Below are records to transcribe exactly, without their pictures.

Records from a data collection
## START

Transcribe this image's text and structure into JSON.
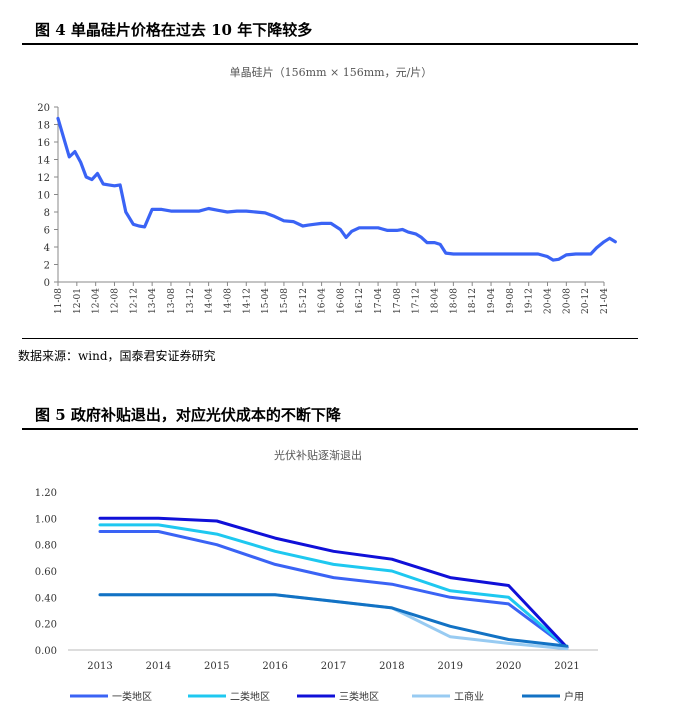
{
  "fig4": {
    "heading": "图 4   单晶硅片价格在过去 10 年下降较多",
    "source": "数据来源：wind，国泰君安证券研究"
  },
  "fig5": {
    "heading": "图 5 政府补贴退出，对应光伏成本的不断下降"
  },
  "chart_data": [
    {
      "type": "line",
      "title": "单晶硅片（156mm × 156mm，元/片）",
      "ylim": [
        0,
        20
      ],
      "yticks": [
        0,
        2,
        4,
        6,
        8,
        10,
        12,
        14,
        16,
        18,
        20
      ],
      "xticks": [
        "11-08",
        "12-01",
        "12-04",
        "12-08",
        "12-12",
        "13-04",
        "13-08",
        "13-12",
        "14-04",
        "14-08",
        "14-12",
        "15-04",
        "15-08",
        "15-12",
        "16-04",
        "16-08",
        "16-12",
        "17-04",
        "17-08",
        "17-12",
        "18-04",
        "18-08",
        "18-12",
        "19-04",
        "19-08",
        "19-12",
        "20-04",
        "20-08",
        "20-12",
        "21-04"
      ],
      "color": "#3a63f5",
      "series": [
        {
          "x": [
            0,
            0.3,
            0.6,
            0.9,
            1.2,
            1.5,
            1.8,
            2.1,
            2.4,
            2.7,
            3.0,
            3.3,
            3.6,
            4.0,
            4.3,
            4.6,
            5.0,
            5.5,
            6.0,
            6.5,
            7.0,
            7.5,
            8.0,
            8.5,
            9.0,
            9.5,
            10.0,
            10.5,
            11.0,
            11.5,
            12.0,
            12.5,
            13.0,
            13.3,
            13.6,
            14.0,
            14.5,
            15.0,
            15.3,
            15.6,
            16.0,
            16.5,
            17.0,
            17.5,
            18.0,
            18.3,
            18.6,
            19.0,
            19.3,
            19.6,
            20.0,
            20.3,
            20.6,
            21.0,
            22.0,
            23.0,
            24.0,
            25.0,
            25.5,
            26.0,
            26.3,
            26.6,
            27.0,
            27.5,
            28.0,
            28.3,
            28.6,
            29.0,
            29.3,
            29.6
          ],
          "y": [
            18.7,
            16.5,
            14.3,
            14.9,
            13.7,
            12.0,
            11.7,
            12.4,
            11.2,
            11.1,
            11.0,
            11.1,
            8.0,
            6.6,
            6.4,
            6.3,
            8.3,
            8.3,
            8.1,
            8.1,
            8.1,
            8.1,
            8.4,
            8.2,
            8.0,
            8.1,
            8.1,
            8.0,
            7.9,
            7.5,
            7.0,
            6.9,
            6.4,
            6.5,
            6.6,
            6.7,
            6.7,
            6.0,
            5.1,
            5.8,
            6.2,
            6.2,
            6.2,
            5.9,
            5.9,
            6.0,
            5.7,
            5.5,
            5.1,
            4.5,
            4.5,
            4.3,
            3.3,
            3.2,
            3.2,
            3.2,
            3.2,
            3.2,
            3.2,
            2.9,
            2.5,
            2.6,
            3.1,
            3.2,
            3.2,
            3.2,
            3.9,
            4.6,
            5.0,
            4.6
          ]
        }
      ]
    },
    {
      "type": "line",
      "title": "光伏补贴逐渐退出",
      "ylim": [
        0,
        1.2
      ],
      "yticks": [
        "0.00",
        "0.20",
        "0.40",
        "0.60",
        "0.80",
        "1.00",
        "1.20"
      ],
      "categories": [
        "2013",
        "2014",
        "2015",
        "2016",
        "2017",
        "2018",
        "2019",
        "2020",
        "2021"
      ],
      "series": [
        {
          "name": "一类地区",
          "color": "#3a63f5",
          "values": [
            0.9,
            0.9,
            0.8,
            0.65,
            0.55,
            0.5,
            0.4,
            0.35,
            0.02
          ]
        },
        {
          "name": "二类地区",
          "color": "#1ec8f0",
          "values": [
            0.95,
            0.95,
            0.88,
            0.75,
            0.65,
            0.6,
            0.45,
            0.4,
            0.02
          ]
        },
        {
          "name": "三类地区",
          "color": "#1010d8",
          "values": [
            1.0,
            1.0,
            0.98,
            0.85,
            0.75,
            0.69,
            0.55,
            0.49,
            0.02
          ]
        },
        {
          "name": "工商业",
          "color": "#98cbf2",
          "values": [
            0.42,
            0.42,
            0.42,
            0.42,
            0.37,
            0.32,
            0.1,
            0.05,
            0.01
          ]
        },
        {
          "name": "户用",
          "color": "#1272c4",
          "values": [
            0.42,
            0.42,
            0.42,
            0.42,
            0.37,
            0.32,
            0.18,
            0.08,
            0.03
          ]
        }
      ]
    }
  ]
}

## END

WRITTEN SOLUTION:
Transcribe this image's text and structure into JSON.
{
  "fig4": {
    "heading": "图 4   单晶硅片价格在过去 10 年下降较多",
    "source": "数据来源：wind，国泰君安证券研究"
  },
  "fig5": {
    "heading": "图 5 政府补贴退出，对应光伏成本的不断下降"
  },
  "chart_data": [
    {
      "type": "line",
      "title": "单晶硅片（156mm × 156mm，元/片）",
      "ylim": [
        0,
        20
      ],
      "yticks": [
        0,
        2,
        4,
        6,
        8,
        10,
        12,
        14,
        16,
        18,
        20
      ],
      "xticks": [
        "11-08",
        "12-01",
        "12-04",
        "12-08",
        "12-12",
        "13-04",
        "13-08",
        "13-12",
        "14-04",
        "14-08",
        "14-12",
        "15-04",
        "15-08",
        "15-12",
        "16-04",
        "16-08",
        "16-12",
        "17-04",
        "17-08",
        "17-12",
        "18-04",
        "18-08",
        "18-12",
        "19-04",
        "19-08",
        "19-12",
        "20-04",
        "20-08",
        "20-12",
        "21-04"
      ],
      "color": "#3a63f5",
      "series": [
        {
          "x": [
            0,
            0.3,
            0.6,
            0.9,
            1.2,
            1.5,
            1.8,
            2.1,
            2.4,
            2.7,
            3.0,
            3.3,
            3.6,
            4.0,
            4.3,
            4.6,
            5.0,
            5.5,
            6.0,
            6.5,
            7.0,
            7.5,
            8.0,
            8.5,
            9.0,
            9.5,
            10.0,
            10.5,
            11.0,
            11.5,
            12.0,
            12.5,
            13.0,
            13.3,
            13.6,
            14.0,
            14.5,
            15.0,
            15.3,
            15.6,
            16.0,
            16.5,
            17.0,
            17.5,
            18.0,
            18.3,
            18.6,
            19.0,
            19.3,
            19.6,
            20.0,
            20.3,
            20.6,
            21.0,
            22.0,
            23.0,
            24.0,
            25.0,
            25.5,
            26.0,
            26.3,
            26.6,
            27.0,
            27.5,
            28.0,
            28.3,
            28.6,
            29.0,
            29.3,
            29.6
          ],
          "y": [
            18.7,
            16.5,
            14.3,
            14.9,
            13.7,
            12.0,
            11.7,
            12.4,
            11.2,
            11.1,
            11.0,
            11.1,
            8.0,
            6.6,
            6.4,
            6.3,
            8.3,
            8.3,
            8.1,
            8.1,
            8.1,
            8.1,
            8.4,
            8.2,
            8.0,
            8.1,
            8.1,
            8.0,
            7.9,
            7.5,
            7.0,
            6.9,
            6.4,
            6.5,
            6.6,
            6.7,
            6.7,
            6.0,
            5.1,
            5.8,
            6.2,
            6.2,
            6.2,
            5.9,
            5.9,
            6.0,
            5.7,
            5.5,
            5.1,
            4.5,
            4.5,
            4.3,
            3.3,
            3.2,
            3.2,
            3.2,
            3.2,
            3.2,
            3.2,
            2.9,
            2.5,
            2.6,
            3.1,
            3.2,
            3.2,
            3.2,
            3.9,
            4.6,
            5.0,
            4.6
          ]
        }
      ]
    },
    {
      "type": "line",
      "title": "光伏补贴逐渐退出",
      "ylim": [
        0,
        1.2
      ],
      "yticks": [
        "0.00",
        "0.20",
        "0.40",
        "0.60",
        "0.80",
        "1.00",
        "1.20"
      ],
      "categories": [
        "2013",
        "2014",
        "2015",
        "2016",
        "2017",
        "2018",
        "2019",
        "2020",
        "2021"
      ],
      "series": [
        {
          "name": "一类地区",
          "color": "#3a63f5",
          "values": [
            0.9,
            0.9,
            0.8,
            0.65,
            0.55,
            0.5,
            0.4,
            0.35,
            0.02
          ]
        },
        {
          "name": "二类地区",
          "color": "#1ec8f0",
          "values": [
            0.95,
            0.95,
            0.88,
            0.75,
            0.65,
            0.6,
            0.45,
            0.4,
            0.02
          ]
        },
        {
          "name": "三类地区",
          "color": "#1010d8",
          "values": [
            1.0,
            1.0,
            0.98,
            0.85,
            0.75,
            0.69,
            0.55,
            0.49,
            0.02
          ]
        },
        {
          "name": "工商业",
          "color": "#98cbf2",
          "values": [
            0.42,
            0.42,
            0.42,
            0.42,
            0.37,
            0.32,
            0.1,
            0.05,
            0.01
          ]
        },
        {
          "name": "户用",
          "color": "#1272c4",
          "values": [
            0.42,
            0.42,
            0.42,
            0.42,
            0.37,
            0.32,
            0.18,
            0.08,
            0.03
          ]
        }
      ]
    }
  ]
}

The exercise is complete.